** START OF RECORDS SHOWN **
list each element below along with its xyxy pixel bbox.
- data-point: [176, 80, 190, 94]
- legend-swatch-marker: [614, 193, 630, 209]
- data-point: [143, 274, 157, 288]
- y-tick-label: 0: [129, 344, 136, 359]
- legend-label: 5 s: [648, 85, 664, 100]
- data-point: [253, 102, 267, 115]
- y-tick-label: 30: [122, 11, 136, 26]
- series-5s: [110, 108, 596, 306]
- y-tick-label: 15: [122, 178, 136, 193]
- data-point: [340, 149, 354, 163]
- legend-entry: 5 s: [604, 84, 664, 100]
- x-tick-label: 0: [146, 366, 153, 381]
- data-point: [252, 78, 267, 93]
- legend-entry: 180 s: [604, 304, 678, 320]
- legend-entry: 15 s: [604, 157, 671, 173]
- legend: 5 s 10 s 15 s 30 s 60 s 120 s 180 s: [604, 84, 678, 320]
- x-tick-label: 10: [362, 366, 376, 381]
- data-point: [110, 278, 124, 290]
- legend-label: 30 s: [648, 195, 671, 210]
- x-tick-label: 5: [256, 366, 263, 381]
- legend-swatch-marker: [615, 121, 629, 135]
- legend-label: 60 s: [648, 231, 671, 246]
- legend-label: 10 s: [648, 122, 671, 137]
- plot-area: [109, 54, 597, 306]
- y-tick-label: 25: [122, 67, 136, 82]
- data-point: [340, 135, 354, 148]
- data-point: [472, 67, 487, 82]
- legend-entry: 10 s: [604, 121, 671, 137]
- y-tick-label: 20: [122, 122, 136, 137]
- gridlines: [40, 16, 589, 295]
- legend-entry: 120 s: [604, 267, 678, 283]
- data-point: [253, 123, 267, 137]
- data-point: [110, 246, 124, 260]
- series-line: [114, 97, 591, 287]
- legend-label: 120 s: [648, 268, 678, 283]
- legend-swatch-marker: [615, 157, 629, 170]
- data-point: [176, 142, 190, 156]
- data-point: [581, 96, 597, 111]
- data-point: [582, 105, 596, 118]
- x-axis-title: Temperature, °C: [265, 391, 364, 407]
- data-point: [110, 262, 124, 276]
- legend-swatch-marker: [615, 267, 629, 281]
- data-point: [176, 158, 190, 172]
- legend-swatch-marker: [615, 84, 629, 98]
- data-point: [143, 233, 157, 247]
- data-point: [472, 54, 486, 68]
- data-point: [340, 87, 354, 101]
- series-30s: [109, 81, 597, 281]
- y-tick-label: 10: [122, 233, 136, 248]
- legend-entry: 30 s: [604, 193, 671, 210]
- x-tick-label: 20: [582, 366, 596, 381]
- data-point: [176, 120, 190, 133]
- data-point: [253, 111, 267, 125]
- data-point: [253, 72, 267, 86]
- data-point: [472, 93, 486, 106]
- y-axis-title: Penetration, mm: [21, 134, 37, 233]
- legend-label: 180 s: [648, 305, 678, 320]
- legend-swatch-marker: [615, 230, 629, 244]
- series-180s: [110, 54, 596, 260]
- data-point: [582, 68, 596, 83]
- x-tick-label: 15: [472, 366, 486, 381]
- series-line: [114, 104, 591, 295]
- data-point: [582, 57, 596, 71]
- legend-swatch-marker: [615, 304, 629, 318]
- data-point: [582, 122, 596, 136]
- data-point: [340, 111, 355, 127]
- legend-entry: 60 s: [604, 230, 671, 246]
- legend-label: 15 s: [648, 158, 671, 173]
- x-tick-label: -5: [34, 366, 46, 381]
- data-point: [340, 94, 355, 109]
** END OF RECORDS SHOWN **
REQUIRED TASK:
Arrange every line of the records above as a JSON list of strings, one string per line, with blank lines omitted.

ANSWER BELOW:
[
  "list each element below along with its xyxy pixel bbox.",
  "- data-point: [176, 80, 190, 94]",
  "- legend-swatch-marker: [614, 193, 630, 209]",
  "- data-point: [143, 274, 157, 288]",
  "- y-tick-label: 0: [129, 344, 136, 359]",
  "- legend-label: 5 s: [648, 85, 664, 100]",
  "- data-point: [253, 102, 267, 115]",
  "- y-tick-label: 30: [122, 11, 136, 26]",
  "- series-5s: [110, 108, 596, 306]",
  "- y-tick-label: 15: [122, 178, 136, 193]",
  "- data-point: [340, 149, 354, 163]",
  "- legend-entry: 5 s: [604, 84, 664, 100]",
  "- x-tick-label: 0: [146, 366, 153, 381]",
  "- data-point: [252, 78, 267, 93]",
  "- legend-entry: 180 s: [604, 304, 678, 320]",
  "- legend-entry: 15 s: [604, 157, 671, 173]",
  "- legend: 5 s 10 s 15 s 30 s 60 s 120 s 180 s: [604, 84, 678, 320]",
  "- x-tick-label: 10: [362, 366, 376, 381]",
  "- data-point: [110, 278, 124, 290]",
  "- legend-label: 30 s: [648, 195, 671, 210]",
  "- x-tick-label: 5: [256, 366, 263, 381]",
  "- legend-swatch-marker: [615, 121, 629, 135]",
  "- legend-label: 60 s: [648, 231, 671, 246]",
  "- legend-label: 10 s: [648, 122, 671, 137]",
  "- plot-area: [109, 54, 597, 306]",
  "- y-tick-label: 25: [122, 67, 136, 82]",
  "- data-point: [340, 135, 354, 148]",
  "- data-point: [472, 67, 487, 82]",
  "- legend-entry: 10 s: [604, 121, 671, 137]",
  "- y-tick-label: 20: [122, 122, 136, 137]",
  "- gridlines: [40, 16, 589, 295]",
  "- legend-entry: 120 s: [604, 267, 678, 283]",
  "- data-point: [253, 123, 267, 137]",
  "- data-point: [110, 246, 124, 260]",
  "- series-line: [114, 97, 591, 287]",
  "- legend-label: 120 s: [648, 268, 678, 283]",
  "- legend-swatch-marker: [615, 157, 629, 170]",
  "- data-point: [176, 142, 190, 156]",
  "- data-point: [581, 96, 597, 111]",
  "- data-point: [582, 105, 596, 118]",
  "- x-axis-title: Temperature, °C: [265, 391, 364, 407]",
  "- data-point: [110, 262, 124, 276]",
  "- legend-swatch-marker: [615, 267, 629, 281]",
  "- data-point: [176, 158, 190, 172]",
  "- legend-swatch-marker: [615, 84, 629, 98]",
  "- data-point: [143, 233, 157, 247]",
  "- data-point: [472, 54, 486, 68]",
  "- data-point: [340, 87, 354, 101]",
  "- series-30s: [109, 81, 597, 281]",
  "- y-tick-label: 10: [122, 233, 136, 248]",
  "- legend-entry: 30 s: [604, 193, 671, 210]",
  "- x-tick-label: 20: [582, 366, 596, 381]",
  "- data-point: [176, 120, 190, 133]",
  "- data-point: [253, 111, 267, 125]",
  "- data-point: [253, 72, 267, 86]",
  "- data-point: [472, 93, 486, 106]",
  "- y-axis-title: Penetration, mm: [21, 134, 37, 233]",
  "- legend-label: 180 s: [648, 305, 678, 320]",
  "- legend-swatch-marker: [615, 230, 629, 244]",
  "- series-180s: [110, 54, 596, 260]",
  "- data-point: [582, 68, 596, 83]",
  "- x-tick-label: 15: [472, 366, 486, 381]",
  "- series-line: [114, 104, 591, 295]",
  "- data-point: [582, 57, 596, 71]",
  "- legend-swatch-marker: [615, 304, 629, 318]",
  "- data-point: [582, 122, 596, 136]",
  "- data-point: [340, 111, 355, 127]",
  "- legend-entry: 60 s: [604, 230, 671, 246]",
  "- legend-label: 15 s: [648, 158, 671, 173]",
  "- x-tick-label: -5: [34, 366, 46, 381]",
  "- data-point: [340, 94, 355, 109]"
]